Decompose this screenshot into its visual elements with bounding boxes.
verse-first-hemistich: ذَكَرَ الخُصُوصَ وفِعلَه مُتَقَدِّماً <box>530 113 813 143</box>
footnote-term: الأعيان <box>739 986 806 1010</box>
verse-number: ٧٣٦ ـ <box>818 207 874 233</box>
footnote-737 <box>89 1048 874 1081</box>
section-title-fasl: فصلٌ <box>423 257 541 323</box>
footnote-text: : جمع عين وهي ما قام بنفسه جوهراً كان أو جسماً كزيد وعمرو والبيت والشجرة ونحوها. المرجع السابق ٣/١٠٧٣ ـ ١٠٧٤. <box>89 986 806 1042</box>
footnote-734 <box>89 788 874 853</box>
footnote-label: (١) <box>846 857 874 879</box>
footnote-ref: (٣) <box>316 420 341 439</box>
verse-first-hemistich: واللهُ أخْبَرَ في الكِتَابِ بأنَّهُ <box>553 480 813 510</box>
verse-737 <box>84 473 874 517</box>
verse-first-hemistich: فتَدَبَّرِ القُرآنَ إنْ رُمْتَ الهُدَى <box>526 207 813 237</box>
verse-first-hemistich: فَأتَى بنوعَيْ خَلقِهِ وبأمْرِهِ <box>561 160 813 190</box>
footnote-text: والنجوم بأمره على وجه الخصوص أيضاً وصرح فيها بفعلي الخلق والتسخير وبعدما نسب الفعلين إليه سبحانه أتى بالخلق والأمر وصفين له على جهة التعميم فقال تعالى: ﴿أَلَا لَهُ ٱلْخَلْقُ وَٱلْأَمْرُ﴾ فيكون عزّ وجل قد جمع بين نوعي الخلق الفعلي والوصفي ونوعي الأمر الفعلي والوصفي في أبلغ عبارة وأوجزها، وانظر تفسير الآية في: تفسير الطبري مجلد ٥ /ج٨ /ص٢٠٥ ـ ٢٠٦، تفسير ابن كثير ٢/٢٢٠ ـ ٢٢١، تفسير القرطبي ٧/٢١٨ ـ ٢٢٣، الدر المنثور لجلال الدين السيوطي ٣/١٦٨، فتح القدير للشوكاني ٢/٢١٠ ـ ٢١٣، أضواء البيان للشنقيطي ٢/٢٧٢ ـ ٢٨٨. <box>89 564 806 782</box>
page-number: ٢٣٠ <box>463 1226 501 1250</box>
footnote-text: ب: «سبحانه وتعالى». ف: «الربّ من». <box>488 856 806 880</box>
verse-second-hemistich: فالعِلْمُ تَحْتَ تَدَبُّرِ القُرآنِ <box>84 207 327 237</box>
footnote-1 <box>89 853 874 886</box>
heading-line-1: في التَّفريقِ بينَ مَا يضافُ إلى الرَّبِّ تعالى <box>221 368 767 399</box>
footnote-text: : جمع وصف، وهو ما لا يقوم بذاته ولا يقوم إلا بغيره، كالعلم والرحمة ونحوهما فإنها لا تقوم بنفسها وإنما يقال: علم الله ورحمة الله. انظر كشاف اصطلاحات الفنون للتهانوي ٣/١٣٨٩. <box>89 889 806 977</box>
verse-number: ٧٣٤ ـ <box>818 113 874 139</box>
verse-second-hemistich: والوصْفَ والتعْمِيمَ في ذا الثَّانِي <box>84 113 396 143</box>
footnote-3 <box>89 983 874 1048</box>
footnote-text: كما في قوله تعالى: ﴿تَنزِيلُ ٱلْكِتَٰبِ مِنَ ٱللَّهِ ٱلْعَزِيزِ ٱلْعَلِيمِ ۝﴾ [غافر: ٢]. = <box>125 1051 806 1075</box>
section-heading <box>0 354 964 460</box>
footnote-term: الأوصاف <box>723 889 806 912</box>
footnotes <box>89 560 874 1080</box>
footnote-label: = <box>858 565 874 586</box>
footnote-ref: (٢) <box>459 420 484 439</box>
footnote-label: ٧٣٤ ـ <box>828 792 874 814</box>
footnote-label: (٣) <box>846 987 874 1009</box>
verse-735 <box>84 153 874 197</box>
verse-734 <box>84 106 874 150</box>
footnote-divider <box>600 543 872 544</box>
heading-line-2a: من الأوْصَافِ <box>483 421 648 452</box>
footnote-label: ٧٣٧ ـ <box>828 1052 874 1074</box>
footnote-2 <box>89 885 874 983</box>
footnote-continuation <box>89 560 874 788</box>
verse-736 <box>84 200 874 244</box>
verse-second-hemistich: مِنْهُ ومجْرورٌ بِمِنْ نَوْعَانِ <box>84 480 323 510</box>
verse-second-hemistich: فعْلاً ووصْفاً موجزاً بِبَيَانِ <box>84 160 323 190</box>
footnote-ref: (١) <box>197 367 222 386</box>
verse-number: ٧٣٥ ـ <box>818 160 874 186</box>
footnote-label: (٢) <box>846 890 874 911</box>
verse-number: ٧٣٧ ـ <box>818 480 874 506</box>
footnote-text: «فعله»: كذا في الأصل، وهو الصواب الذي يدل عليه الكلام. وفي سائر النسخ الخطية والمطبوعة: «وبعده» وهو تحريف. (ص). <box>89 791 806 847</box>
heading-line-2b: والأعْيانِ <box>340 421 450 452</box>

□ □ □ □

Please recast the data above as a numbered list, one line per item, leaving out any blank lines.

1. Decompose this screenshot into its visual elements with bounding boxes.
2. verse-first-hemistich: ذَكَرَ الخُصُوصَ وفِعلَه مُتَقَدِّماً <box>530 113 813 143</box>
3. footnote-term: الأعيان <box>739 986 806 1010</box>
4. verse-number: ٧٣٦ ـ <box>818 207 874 233</box>
5. footnote-737 <box>89 1048 874 1081</box>
6. section-title-fasl: فصلٌ <box>423 257 541 323</box>
7. footnote-text: : جمع عين وهي ما قام بنفسه جوهراً كان أو جسماً كزيد وعمرو والبيت والشجرة ونحوها. المرجع السابق ٣/١٠٧٣ ـ ١٠٧٤. <box>89 986 806 1042</box>
8. footnote-734 <box>89 788 874 853</box>
9. footnote-label: (١) <box>846 857 874 879</box>
10. footnote-ref: (٣) <box>316 420 341 439</box>
11. verse-first-hemistich: واللهُ أخْبَرَ في الكِتَابِ بأنَّهُ <box>553 480 813 510</box>
12. verse-737 <box>84 473 874 517</box>
13. verse-first-hemistich: فتَدَبَّرِ القُرآنَ إنْ رُمْتَ الهُدَى <box>526 207 813 237</box>
14. verse-first-hemistich: فَأتَى بنوعَيْ خَلقِهِ وبأمْرِهِ <box>561 160 813 190</box>
15. footnote-text: والنجوم بأمره على وجه الخصوص أيضاً وصرح فيها بفعلي الخلق والتسخير وبعدما نسب الفعلين إليه سبحانه أتى بالخلق والأمر وصفين له على جهة التعميم فقال تعالى: ﴿أَلَا لَهُ ٱلْخَلْقُ وَٱلْأَمْرُ﴾ فيكون عزّ وجل قد جمع بين نوعي الخلق الفعلي والوصفي ونوعي الأمر الفعلي والوصفي في أبلغ عبارة وأوجزها، وانظر تفسير الآية في: تفسير الطبري مجلد ٥ /ج٨ /ص٢٠٥ ـ ٢٠٦، تفسير ابن كثير ٢/٢٢٠ ـ ٢٢١، تفسير القرطبي ٧/٢١٨ ـ ٢٢٣، الدر المنثور لجلال الدين السيوطي ٣/١٦٨، فتح القدير للشوكاني ٢/٢١٠ ـ ٢١٣، أضواء البيان للشنقيطي ٢/٢٧٢ ـ ٢٨٨. <box>89 564 806 782</box>
16. page-number: ٢٣٠ <box>463 1226 501 1250</box>
17. footnote-text: ب: «سبحانه وتعالى». ف: «الربّ من». <box>488 856 806 880</box>
18. verse-second-hemistich: فالعِلْمُ تَحْتَ تَدَبُّرِ القُرآنِ <box>84 207 327 237</box>
19. footnote-1 <box>89 853 874 886</box>
20. heading-line-1: في التَّفريقِ بينَ مَا يضافُ إلى الرَّبِّ تعالى <box>221 368 767 399</box>
21. footnote-text: : جمع وصف، وهو ما لا يقوم بذاته ولا يقوم إلا بغيره، كالعلم والرحمة ونحوهما فإنها لا تقوم بنفسها وإنما يقال: علم الله ورحمة الله. انظر كشاف اصطلاحات الفنون للتهانوي ٣/١٣٨٩. <box>89 889 806 977</box>
22. verse-number: ٧٣٤ ـ <box>818 113 874 139</box>
23. verse-second-hemistich: والوصْفَ والتعْمِيمَ في ذا الثَّانِي <box>84 113 396 143</box>
24. footnote-3 <box>89 983 874 1048</box>
25. footnote-text: كما في قوله تعالى: ﴿تَنزِيلُ ٱلْكِتَٰبِ مِنَ ٱللَّهِ ٱلْعَزِيزِ ٱلْعَلِيمِ ۝﴾ [غافر: ٢]. = <box>125 1051 806 1075</box>
26. section-heading <box>0 354 964 460</box>
27. footnote-term: الأوصاف <box>723 889 806 912</box>
28. footnotes <box>89 560 874 1080</box>
29. footnote-label: = <box>858 565 874 586</box>
30. footnote-ref: (٢) <box>459 420 484 439</box>
31. footnote-label: ٧٣٤ ـ <box>828 792 874 814</box>
32. footnote-label: (٣) <box>846 987 874 1009</box>
33. verse-735 <box>84 153 874 197</box>
34. verse-734 <box>84 106 874 150</box>
35. footnote-divider <box>600 543 872 544</box>
36. heading-line-2a: من الأوْصَافِ <box>483 421 648 452</box>
37. footnote-label: ٧٣٧ ـ <box>828 1052 874 1074</box>
38. footnote-2 <box>89 885 874 983</box>
39. footnote-continuation <box>89 560 874 788</box>
40. verse-736 <box>84 200 874 244</box>
41. verse-second-hemistich: مِنْهُ ومجْرورٌ بِمِنْ نَوْعَانِ <box>84 480 323 510</box>
42. verse-second-hemistich: فعْلاً ووصْفاً موجزاً بِبَيَانِ <box>84 160 323 190</box>
43. footnote-ref: (١) <box>197 367 222 386</box>
44. verse-number: ٧٣٥ ـ <box>818 160 874 186</box>
45. footnote-label: (٢) <box>846 890 874 911</box>
46. verse-number: ٧٣٧ ـ <box>818 480 874 506</box>
47. footnote-text: «فعله»: كذا في الأصل، وهو الصواب الذي يدل عليه الكلام. وفي سائر النسخ الخطية والمطبوعة: «وبعده» وهو تحريف. (ص). <box>89 791 806 847</box>
48. heading-line-2b: والأعْيانِ <box>340 421 450 452</box>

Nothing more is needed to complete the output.